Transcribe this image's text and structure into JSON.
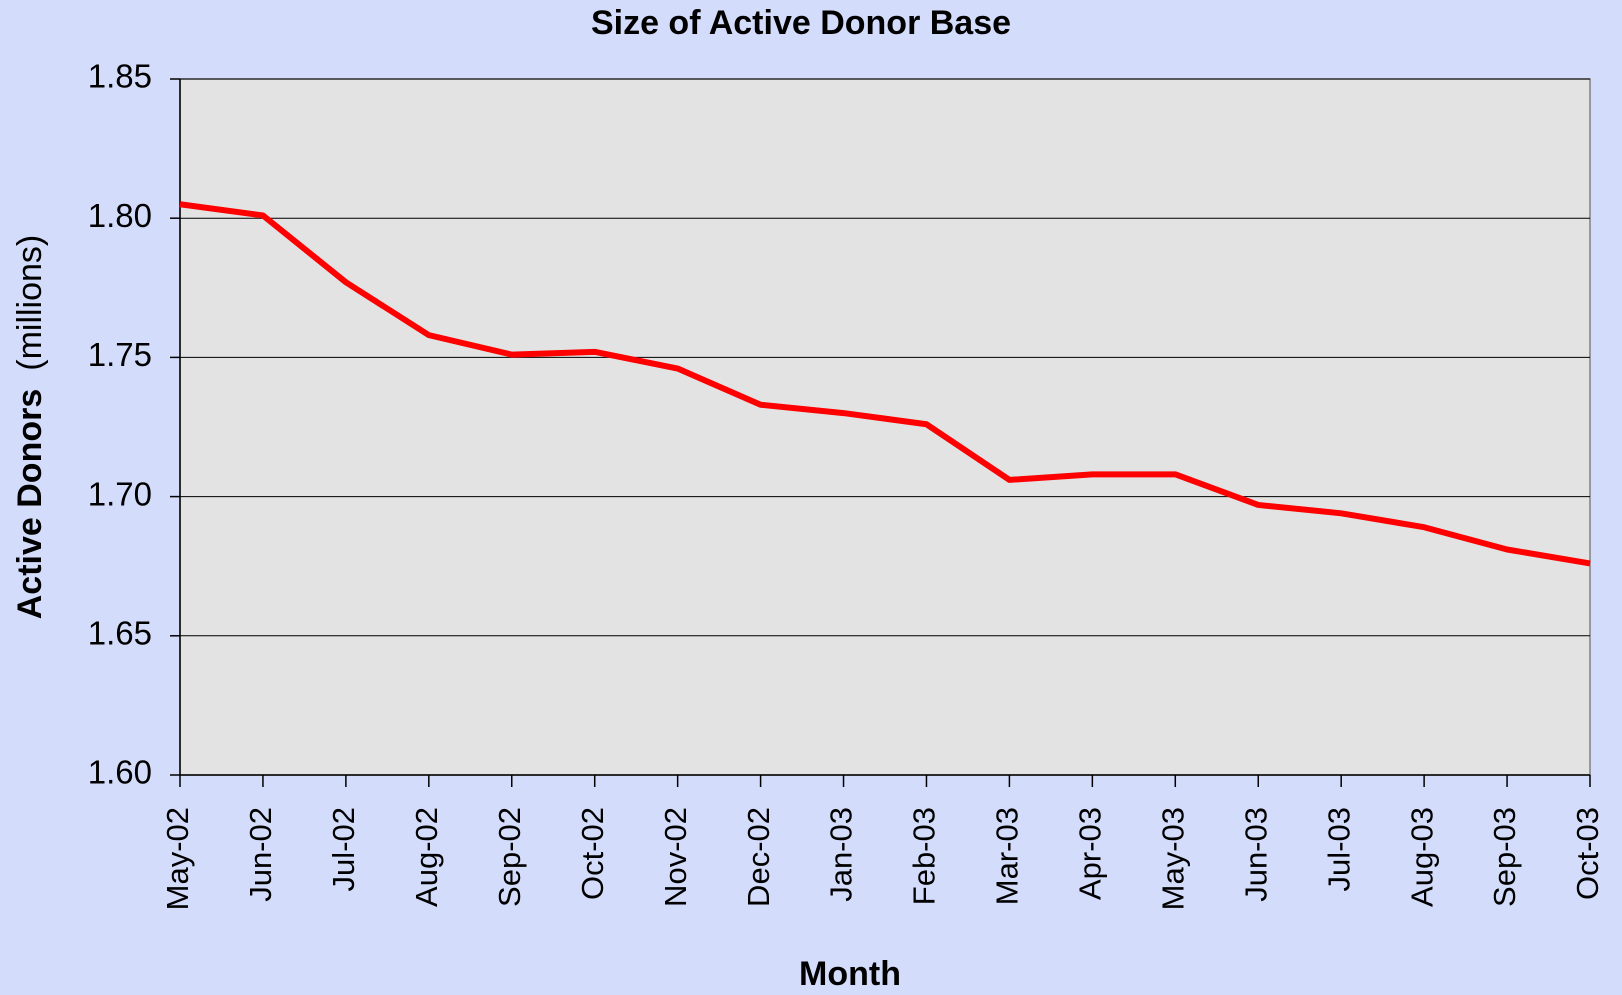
{
  "chart_data": {
    "type": "line",
    "title": "Size of Active Donor Base",
    "x_label": "Month",
    "y_label": "Active Donors",
    "y_label_unit": "(millions)",
    "categories": [
      "May-02",
      "Jun-02",
      "Jul-02",
      "Aug-02",
      "Sep-02",
      "Oct-02",
      "Nov-02",
      "Dec-02",
      "Jan-03",
      "Feb-03",
      "Mar-03",
      "Apr-03",
      "May-03",
      "Jun-03",
      "Jul-03",
      "Aug-03",
      "Sep-03",
      "Oct-03"
    ],
    "series": [
      {
        "name": "Active Donors",
        "color": "#ff0000",
        "values": [
          1.805,
          1.801,
          1.777,
          1.758,
          1.751,
          1.752,
          1.746,
          1.733,
          1.73,
          1.726,
          1.706,
          1.708,
          1.708,
          1.697,
          1.694,
          1.689,
          1.681,
          1.676
        ]
      }
    ],
    "ylim": [
      1.6,
      1.85
    ],
    "yticks": [
      {
        "value": 1.6,
        "label": "1.60"
      },
      1.65,
      {
        "value": 1.7,
        "label": "1.70"
      },
      1.75,
      {
        "value": 1.8,
        "label": "1.80"
      },
      1.85
    ],
    "grid": true
  }
}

Instruction → Each line in the listing above that contains "Active" should be copied.

The response →
    "title": "Size of Active Donor Base",
    "y_label": "Active Donors",
        "name": "Active Donors",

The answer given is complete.